> **Task to complete**
Please report every line from the material that contains the word "Tergitol".

> **Chart and figure data**
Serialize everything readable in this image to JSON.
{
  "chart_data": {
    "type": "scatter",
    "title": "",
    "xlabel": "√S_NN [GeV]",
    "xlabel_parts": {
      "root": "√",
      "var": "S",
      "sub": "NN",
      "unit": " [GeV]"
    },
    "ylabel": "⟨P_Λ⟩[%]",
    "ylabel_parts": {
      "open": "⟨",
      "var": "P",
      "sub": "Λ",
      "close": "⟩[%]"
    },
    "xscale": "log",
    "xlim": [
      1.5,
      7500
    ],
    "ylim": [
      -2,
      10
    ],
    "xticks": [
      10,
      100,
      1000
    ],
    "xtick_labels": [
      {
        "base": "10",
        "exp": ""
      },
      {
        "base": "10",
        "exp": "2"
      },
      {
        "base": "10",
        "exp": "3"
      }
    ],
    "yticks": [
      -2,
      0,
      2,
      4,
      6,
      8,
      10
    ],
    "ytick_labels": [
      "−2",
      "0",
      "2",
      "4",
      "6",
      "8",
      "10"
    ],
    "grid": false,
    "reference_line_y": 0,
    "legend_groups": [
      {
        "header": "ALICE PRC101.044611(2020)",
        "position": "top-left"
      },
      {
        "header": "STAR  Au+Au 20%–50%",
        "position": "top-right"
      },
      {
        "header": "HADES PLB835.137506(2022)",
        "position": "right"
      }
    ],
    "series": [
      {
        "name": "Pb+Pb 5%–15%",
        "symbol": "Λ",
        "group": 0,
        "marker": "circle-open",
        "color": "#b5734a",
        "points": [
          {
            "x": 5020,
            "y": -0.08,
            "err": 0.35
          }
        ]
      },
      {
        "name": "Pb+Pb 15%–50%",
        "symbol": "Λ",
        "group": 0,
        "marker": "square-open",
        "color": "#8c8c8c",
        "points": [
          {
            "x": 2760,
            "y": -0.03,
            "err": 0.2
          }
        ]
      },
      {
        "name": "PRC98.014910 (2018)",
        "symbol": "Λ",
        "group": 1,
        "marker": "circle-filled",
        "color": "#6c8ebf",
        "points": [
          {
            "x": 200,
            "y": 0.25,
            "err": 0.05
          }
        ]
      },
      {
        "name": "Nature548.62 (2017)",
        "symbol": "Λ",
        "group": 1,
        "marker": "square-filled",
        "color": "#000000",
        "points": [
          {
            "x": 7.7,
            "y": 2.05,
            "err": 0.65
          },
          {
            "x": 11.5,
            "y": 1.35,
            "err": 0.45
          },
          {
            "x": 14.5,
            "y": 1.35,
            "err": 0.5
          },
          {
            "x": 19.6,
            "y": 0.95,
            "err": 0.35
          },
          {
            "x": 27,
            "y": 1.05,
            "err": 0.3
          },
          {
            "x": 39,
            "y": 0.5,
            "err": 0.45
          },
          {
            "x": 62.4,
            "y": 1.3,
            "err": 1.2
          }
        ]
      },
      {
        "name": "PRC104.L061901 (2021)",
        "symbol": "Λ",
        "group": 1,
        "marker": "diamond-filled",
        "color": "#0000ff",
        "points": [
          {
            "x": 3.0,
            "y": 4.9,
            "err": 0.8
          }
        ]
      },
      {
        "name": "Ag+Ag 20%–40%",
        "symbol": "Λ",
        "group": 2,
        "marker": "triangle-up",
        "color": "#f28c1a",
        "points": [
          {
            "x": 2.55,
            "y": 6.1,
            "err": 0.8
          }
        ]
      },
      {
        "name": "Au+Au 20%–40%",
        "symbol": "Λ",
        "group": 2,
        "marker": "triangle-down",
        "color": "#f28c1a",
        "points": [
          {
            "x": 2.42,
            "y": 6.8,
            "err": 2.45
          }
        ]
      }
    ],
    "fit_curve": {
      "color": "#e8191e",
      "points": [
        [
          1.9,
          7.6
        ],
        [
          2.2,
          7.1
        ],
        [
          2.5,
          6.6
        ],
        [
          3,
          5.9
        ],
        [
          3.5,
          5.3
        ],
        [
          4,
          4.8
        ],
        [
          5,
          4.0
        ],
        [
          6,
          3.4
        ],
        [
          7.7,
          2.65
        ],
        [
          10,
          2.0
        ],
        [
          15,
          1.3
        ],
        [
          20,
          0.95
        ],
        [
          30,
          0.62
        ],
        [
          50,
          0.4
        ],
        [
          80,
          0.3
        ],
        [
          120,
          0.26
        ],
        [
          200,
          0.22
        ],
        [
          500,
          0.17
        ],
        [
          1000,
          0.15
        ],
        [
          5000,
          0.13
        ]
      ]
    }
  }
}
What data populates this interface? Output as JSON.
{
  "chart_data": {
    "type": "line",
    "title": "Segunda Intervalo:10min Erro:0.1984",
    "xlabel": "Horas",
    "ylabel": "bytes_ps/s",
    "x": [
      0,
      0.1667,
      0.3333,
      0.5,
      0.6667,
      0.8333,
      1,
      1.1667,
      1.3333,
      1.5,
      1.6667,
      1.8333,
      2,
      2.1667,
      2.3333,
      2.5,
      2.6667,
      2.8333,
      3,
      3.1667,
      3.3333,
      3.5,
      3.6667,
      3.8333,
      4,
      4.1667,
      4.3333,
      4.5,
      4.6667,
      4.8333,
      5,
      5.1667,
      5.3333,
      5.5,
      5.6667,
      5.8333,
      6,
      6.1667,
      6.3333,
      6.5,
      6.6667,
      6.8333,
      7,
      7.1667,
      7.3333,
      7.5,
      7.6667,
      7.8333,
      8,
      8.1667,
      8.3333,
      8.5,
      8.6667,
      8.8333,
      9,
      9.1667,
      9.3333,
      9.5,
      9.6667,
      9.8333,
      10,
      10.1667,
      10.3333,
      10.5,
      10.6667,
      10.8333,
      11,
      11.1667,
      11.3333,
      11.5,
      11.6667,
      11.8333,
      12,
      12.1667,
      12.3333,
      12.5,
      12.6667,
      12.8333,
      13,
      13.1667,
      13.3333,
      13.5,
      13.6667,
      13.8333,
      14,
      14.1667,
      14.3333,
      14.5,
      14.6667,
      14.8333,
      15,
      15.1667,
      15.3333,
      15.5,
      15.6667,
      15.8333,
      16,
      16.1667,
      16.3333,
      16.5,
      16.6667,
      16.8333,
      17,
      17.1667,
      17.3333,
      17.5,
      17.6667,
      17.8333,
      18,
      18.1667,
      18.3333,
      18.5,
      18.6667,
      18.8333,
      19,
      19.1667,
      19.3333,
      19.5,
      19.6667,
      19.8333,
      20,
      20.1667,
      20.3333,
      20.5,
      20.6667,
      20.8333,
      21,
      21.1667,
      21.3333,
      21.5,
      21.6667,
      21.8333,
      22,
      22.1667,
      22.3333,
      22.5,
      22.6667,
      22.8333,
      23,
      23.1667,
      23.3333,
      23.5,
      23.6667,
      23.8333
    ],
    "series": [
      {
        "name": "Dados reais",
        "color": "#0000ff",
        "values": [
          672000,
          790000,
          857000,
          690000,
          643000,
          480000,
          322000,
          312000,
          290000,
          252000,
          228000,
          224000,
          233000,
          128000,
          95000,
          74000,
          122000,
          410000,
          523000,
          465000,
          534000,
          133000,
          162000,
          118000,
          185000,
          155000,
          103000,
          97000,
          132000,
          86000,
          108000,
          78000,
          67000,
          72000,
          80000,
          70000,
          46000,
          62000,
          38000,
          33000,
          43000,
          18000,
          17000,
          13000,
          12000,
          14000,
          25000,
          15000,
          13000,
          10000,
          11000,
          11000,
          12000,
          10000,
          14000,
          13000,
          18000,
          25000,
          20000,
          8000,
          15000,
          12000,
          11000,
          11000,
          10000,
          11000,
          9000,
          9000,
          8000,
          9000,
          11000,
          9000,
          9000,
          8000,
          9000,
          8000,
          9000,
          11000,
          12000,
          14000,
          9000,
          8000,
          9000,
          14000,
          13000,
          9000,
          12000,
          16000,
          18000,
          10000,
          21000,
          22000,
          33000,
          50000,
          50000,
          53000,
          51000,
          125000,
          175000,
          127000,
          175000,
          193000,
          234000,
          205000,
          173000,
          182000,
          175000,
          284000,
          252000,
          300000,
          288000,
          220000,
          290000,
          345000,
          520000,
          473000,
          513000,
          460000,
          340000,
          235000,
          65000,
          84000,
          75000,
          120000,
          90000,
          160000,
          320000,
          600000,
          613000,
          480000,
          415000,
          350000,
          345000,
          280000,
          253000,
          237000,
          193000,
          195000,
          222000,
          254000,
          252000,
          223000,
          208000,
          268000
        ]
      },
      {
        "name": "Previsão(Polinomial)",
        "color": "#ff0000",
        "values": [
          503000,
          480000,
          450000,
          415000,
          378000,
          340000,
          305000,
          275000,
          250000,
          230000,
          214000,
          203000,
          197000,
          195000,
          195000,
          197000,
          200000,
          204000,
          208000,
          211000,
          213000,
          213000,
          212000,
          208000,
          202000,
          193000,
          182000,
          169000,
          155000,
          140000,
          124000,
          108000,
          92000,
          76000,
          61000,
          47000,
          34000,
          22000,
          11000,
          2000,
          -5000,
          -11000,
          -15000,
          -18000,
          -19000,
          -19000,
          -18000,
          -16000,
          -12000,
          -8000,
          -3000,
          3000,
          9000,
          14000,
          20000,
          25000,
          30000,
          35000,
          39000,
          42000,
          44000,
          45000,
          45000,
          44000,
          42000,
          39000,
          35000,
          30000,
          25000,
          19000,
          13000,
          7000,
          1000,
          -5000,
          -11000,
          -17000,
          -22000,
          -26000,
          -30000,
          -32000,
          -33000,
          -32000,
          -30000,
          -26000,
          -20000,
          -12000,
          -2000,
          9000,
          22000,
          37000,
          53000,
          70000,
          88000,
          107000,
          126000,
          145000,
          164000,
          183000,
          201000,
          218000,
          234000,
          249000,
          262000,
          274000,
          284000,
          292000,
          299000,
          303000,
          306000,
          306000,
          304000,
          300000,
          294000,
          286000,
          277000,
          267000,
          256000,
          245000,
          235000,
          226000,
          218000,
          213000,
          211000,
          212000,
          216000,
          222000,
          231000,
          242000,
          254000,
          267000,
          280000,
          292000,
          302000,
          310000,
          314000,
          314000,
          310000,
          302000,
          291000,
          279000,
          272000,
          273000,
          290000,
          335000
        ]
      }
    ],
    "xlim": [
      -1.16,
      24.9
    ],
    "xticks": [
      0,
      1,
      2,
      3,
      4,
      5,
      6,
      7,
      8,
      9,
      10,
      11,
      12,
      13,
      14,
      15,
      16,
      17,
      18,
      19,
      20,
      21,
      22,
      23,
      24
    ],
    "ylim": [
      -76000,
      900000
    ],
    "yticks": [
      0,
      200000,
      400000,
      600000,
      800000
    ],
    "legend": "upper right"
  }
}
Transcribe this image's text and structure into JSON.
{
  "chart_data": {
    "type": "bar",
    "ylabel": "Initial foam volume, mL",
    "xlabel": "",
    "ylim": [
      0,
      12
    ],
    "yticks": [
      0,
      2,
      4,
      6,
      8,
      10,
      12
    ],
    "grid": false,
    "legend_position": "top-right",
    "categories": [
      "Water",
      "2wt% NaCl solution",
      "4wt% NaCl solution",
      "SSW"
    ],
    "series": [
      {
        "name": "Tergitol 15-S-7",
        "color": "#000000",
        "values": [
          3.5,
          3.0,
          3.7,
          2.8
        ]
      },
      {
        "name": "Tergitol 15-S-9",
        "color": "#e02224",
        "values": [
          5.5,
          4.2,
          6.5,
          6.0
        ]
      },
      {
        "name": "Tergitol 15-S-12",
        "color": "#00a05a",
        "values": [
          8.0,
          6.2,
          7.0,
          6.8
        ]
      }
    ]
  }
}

> **Output of the task**
        "name": "Tergitol 15-S-7",
        "name": "Tergitol 15-S-9",
        "name": "Tergitol 15-S-12",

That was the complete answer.